* SOURCE RECORDS *
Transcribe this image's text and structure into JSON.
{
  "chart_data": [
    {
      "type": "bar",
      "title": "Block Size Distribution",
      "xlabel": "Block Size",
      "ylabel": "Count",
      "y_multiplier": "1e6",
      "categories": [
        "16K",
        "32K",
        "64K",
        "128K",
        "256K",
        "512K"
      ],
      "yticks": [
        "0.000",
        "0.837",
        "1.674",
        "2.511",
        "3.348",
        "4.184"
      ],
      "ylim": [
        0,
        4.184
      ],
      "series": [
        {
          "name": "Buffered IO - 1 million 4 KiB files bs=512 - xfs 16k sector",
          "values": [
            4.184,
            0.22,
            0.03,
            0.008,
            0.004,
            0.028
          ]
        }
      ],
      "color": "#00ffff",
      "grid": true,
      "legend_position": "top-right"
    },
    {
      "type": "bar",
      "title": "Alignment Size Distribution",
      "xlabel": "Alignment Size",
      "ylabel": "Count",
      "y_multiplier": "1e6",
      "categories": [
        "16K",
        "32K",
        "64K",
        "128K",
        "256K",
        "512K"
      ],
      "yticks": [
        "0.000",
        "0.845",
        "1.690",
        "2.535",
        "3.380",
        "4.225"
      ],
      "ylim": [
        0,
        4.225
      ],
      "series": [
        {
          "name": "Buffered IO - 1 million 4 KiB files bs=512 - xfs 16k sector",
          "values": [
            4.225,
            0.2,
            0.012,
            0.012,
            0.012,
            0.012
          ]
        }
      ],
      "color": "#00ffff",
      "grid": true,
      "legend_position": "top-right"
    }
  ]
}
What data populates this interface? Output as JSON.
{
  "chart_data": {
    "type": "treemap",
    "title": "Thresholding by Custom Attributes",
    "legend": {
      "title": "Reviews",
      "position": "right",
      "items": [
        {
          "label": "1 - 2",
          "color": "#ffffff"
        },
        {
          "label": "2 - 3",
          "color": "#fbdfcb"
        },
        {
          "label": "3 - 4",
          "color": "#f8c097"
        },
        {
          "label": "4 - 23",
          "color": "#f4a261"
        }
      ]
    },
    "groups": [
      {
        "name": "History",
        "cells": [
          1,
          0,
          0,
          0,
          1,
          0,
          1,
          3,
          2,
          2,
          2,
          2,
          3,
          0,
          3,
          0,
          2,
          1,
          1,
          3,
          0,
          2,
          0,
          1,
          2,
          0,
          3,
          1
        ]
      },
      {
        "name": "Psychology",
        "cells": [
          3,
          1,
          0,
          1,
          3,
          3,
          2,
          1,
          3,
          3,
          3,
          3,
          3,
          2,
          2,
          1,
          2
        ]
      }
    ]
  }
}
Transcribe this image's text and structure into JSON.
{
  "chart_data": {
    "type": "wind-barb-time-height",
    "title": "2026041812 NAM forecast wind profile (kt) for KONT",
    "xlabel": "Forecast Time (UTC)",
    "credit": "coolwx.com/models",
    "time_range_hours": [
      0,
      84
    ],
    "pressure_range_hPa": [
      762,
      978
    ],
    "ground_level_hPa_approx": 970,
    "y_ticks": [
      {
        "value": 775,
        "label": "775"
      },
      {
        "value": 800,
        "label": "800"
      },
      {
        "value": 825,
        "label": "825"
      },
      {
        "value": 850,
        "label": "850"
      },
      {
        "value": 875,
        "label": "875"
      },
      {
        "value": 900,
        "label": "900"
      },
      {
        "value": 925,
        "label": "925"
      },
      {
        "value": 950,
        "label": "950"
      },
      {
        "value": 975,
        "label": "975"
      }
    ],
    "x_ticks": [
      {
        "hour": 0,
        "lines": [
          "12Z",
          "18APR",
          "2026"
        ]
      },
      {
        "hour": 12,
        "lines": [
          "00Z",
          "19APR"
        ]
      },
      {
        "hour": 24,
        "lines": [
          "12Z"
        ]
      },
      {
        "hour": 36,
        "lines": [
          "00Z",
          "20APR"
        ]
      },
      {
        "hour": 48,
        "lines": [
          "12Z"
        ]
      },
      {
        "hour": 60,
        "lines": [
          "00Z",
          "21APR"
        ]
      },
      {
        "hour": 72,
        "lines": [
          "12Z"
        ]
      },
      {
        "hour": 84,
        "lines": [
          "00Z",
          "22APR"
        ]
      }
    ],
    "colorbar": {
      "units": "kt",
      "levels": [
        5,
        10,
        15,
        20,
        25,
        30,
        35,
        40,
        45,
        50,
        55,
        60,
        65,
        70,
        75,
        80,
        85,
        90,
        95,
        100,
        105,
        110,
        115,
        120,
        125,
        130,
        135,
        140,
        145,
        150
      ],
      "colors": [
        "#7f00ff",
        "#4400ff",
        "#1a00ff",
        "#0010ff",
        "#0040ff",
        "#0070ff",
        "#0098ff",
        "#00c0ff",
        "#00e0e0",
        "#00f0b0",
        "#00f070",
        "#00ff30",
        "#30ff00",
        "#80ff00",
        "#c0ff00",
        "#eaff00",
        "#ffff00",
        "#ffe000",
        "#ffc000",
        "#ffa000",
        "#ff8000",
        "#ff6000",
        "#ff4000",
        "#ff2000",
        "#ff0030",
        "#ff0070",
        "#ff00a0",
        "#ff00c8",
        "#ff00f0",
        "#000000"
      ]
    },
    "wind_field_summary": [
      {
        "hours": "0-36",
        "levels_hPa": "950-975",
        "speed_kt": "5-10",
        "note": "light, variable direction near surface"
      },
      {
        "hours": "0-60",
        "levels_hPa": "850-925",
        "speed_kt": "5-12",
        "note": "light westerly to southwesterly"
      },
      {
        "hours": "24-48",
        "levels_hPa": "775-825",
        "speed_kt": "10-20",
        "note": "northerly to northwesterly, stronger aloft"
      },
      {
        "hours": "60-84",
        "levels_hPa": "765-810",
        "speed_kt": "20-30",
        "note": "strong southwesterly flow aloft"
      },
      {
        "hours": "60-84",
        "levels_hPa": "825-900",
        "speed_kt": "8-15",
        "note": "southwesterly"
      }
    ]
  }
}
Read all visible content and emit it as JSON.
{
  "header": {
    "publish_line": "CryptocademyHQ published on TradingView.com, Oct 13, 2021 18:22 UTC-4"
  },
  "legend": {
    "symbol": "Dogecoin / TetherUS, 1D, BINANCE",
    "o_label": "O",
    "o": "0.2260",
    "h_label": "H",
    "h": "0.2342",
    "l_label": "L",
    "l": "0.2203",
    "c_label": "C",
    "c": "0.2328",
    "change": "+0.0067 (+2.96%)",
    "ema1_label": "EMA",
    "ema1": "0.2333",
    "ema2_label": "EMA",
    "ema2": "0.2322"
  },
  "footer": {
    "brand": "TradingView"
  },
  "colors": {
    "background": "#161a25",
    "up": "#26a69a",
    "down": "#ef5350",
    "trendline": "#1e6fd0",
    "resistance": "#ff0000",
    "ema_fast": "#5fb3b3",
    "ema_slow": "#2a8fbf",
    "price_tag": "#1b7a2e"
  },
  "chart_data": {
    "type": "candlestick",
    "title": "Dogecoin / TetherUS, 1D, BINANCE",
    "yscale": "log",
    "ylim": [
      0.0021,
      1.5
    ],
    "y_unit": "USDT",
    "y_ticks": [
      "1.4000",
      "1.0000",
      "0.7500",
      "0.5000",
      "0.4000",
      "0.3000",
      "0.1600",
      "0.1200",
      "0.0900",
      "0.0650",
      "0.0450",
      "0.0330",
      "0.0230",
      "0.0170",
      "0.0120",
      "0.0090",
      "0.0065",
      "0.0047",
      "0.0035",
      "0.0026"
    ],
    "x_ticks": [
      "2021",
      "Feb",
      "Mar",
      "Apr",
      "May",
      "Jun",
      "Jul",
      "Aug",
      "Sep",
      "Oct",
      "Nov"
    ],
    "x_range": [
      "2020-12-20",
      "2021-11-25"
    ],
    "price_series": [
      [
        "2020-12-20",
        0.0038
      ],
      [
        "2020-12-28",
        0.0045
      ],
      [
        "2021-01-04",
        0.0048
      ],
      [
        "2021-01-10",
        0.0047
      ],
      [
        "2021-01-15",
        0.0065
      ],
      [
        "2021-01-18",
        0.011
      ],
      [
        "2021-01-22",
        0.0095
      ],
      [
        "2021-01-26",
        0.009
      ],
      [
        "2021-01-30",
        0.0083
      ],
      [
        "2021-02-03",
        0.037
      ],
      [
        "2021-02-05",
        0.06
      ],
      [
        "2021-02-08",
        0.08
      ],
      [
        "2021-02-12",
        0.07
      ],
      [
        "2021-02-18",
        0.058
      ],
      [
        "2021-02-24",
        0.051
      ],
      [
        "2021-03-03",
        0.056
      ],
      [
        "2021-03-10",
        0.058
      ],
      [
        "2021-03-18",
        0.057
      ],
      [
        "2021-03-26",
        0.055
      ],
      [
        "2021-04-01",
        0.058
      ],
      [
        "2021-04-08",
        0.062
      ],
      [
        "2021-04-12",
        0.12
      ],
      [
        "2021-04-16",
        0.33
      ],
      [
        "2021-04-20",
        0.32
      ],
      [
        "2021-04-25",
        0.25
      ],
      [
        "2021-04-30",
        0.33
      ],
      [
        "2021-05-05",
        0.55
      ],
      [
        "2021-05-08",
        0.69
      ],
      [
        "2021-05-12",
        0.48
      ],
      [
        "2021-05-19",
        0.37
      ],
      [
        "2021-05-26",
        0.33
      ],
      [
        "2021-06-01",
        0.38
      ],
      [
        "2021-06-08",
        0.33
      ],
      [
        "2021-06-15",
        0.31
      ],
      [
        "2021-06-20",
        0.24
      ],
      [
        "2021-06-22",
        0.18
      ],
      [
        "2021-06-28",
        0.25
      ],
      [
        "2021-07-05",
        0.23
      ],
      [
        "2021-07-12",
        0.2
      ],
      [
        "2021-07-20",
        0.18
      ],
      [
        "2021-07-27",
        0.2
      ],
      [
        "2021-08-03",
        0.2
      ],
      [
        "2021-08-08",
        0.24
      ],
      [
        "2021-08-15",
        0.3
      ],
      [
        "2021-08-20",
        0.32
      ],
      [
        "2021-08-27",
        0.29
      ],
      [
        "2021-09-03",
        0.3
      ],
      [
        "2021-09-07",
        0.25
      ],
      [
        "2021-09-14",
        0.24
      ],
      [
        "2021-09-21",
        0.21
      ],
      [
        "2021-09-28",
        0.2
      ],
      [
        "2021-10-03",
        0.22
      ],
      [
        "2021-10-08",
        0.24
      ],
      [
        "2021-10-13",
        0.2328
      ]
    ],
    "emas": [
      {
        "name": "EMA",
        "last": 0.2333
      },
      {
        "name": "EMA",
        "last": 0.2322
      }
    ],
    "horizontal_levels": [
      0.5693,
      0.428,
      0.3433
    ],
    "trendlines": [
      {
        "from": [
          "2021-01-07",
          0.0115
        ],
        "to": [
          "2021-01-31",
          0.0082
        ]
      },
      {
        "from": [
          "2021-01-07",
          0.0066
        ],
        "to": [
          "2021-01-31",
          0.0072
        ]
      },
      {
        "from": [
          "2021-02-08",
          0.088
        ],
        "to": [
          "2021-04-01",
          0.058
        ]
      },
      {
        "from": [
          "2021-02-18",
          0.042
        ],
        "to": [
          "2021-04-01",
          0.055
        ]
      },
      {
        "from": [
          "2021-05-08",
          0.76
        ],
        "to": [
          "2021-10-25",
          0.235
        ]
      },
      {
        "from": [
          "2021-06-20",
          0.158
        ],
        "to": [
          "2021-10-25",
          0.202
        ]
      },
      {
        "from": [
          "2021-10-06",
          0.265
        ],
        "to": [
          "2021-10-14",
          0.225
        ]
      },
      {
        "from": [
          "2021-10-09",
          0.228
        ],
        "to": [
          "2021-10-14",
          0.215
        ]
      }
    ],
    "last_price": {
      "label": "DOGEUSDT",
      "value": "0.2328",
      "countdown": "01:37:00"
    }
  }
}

* STATED GOAL *
Gather each line holding the string "JSON".

* REPLY *
Transcribe this image's text and structure into JSON.
What data populates this interface? Output as JSON.
Transcribe this image's text and structure into JSON.
Read all visible content and emit it as JSON.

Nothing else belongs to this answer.